## Stated goal
Only lines holding the string "Order" are wanted; copy each one from the material.

## Entries supplied

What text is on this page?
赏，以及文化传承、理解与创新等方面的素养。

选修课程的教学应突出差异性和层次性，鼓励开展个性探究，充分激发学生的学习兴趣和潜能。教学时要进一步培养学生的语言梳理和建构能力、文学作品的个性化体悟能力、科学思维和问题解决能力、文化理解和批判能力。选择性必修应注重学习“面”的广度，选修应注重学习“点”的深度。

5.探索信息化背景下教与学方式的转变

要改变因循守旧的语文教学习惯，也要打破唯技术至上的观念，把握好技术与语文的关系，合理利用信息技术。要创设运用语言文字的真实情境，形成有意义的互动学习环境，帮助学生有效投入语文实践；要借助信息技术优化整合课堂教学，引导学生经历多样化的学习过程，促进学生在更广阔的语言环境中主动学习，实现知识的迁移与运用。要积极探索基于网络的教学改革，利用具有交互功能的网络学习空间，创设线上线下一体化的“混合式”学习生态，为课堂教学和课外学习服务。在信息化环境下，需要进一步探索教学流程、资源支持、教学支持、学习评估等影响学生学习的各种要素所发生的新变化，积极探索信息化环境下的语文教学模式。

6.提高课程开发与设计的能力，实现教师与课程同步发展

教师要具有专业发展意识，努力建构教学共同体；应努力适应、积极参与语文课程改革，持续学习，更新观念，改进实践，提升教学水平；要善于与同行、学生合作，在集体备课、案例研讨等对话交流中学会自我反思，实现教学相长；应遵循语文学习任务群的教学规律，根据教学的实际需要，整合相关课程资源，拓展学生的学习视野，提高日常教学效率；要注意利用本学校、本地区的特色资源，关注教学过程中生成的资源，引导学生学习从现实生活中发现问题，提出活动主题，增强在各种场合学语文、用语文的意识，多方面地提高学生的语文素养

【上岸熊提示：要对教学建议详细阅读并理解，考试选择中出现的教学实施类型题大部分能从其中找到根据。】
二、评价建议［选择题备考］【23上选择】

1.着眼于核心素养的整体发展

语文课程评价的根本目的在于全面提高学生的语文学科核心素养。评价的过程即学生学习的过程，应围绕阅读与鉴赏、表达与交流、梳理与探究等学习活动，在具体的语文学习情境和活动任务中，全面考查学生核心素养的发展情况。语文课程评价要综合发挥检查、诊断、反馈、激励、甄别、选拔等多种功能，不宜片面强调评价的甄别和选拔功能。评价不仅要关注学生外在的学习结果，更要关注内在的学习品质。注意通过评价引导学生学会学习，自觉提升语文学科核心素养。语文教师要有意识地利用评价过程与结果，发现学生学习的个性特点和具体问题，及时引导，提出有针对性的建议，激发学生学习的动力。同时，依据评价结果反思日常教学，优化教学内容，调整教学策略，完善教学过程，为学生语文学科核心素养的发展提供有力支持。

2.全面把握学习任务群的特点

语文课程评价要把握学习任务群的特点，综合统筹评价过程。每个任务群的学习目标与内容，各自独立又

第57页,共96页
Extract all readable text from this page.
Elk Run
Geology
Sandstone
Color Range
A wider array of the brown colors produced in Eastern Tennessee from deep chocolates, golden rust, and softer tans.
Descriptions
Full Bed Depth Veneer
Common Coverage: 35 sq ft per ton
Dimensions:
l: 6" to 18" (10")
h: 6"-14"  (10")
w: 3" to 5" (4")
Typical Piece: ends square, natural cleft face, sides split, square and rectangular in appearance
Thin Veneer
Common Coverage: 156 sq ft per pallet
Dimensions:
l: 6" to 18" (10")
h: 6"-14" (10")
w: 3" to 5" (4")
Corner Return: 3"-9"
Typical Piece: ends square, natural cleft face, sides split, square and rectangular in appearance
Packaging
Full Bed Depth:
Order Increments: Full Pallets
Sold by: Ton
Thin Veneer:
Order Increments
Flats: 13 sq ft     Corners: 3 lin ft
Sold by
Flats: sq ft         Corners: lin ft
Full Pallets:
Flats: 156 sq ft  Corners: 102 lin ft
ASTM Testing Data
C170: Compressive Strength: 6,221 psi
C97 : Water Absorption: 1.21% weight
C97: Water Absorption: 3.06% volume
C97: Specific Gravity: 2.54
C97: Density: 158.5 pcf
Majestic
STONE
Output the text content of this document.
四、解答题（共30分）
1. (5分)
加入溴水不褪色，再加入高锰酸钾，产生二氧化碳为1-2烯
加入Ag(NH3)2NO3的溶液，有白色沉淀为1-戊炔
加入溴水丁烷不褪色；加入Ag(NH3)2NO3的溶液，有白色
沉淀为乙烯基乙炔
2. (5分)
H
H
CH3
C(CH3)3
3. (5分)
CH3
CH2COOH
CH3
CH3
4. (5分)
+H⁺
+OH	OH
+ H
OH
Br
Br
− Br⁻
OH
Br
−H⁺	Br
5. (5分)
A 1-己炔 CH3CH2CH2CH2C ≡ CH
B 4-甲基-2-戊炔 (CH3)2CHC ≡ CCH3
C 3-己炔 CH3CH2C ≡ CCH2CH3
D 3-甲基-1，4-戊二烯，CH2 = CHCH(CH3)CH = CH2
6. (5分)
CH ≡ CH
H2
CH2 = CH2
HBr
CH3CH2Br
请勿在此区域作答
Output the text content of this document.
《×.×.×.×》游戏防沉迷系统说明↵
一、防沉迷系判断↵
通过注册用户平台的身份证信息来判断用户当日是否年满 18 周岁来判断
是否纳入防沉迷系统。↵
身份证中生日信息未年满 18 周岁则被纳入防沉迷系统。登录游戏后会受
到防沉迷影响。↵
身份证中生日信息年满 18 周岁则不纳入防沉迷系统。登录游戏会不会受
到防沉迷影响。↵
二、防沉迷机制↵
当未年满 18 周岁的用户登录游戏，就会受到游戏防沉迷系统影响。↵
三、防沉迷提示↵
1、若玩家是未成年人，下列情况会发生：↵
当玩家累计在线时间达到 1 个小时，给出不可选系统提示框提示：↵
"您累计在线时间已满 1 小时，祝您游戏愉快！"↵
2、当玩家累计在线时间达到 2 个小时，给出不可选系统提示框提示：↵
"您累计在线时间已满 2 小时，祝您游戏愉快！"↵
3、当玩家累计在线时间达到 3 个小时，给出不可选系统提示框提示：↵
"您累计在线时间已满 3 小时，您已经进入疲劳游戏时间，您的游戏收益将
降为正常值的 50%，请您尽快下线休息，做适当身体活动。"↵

## Correct result
Order Increments: Full Pallets
Order Increments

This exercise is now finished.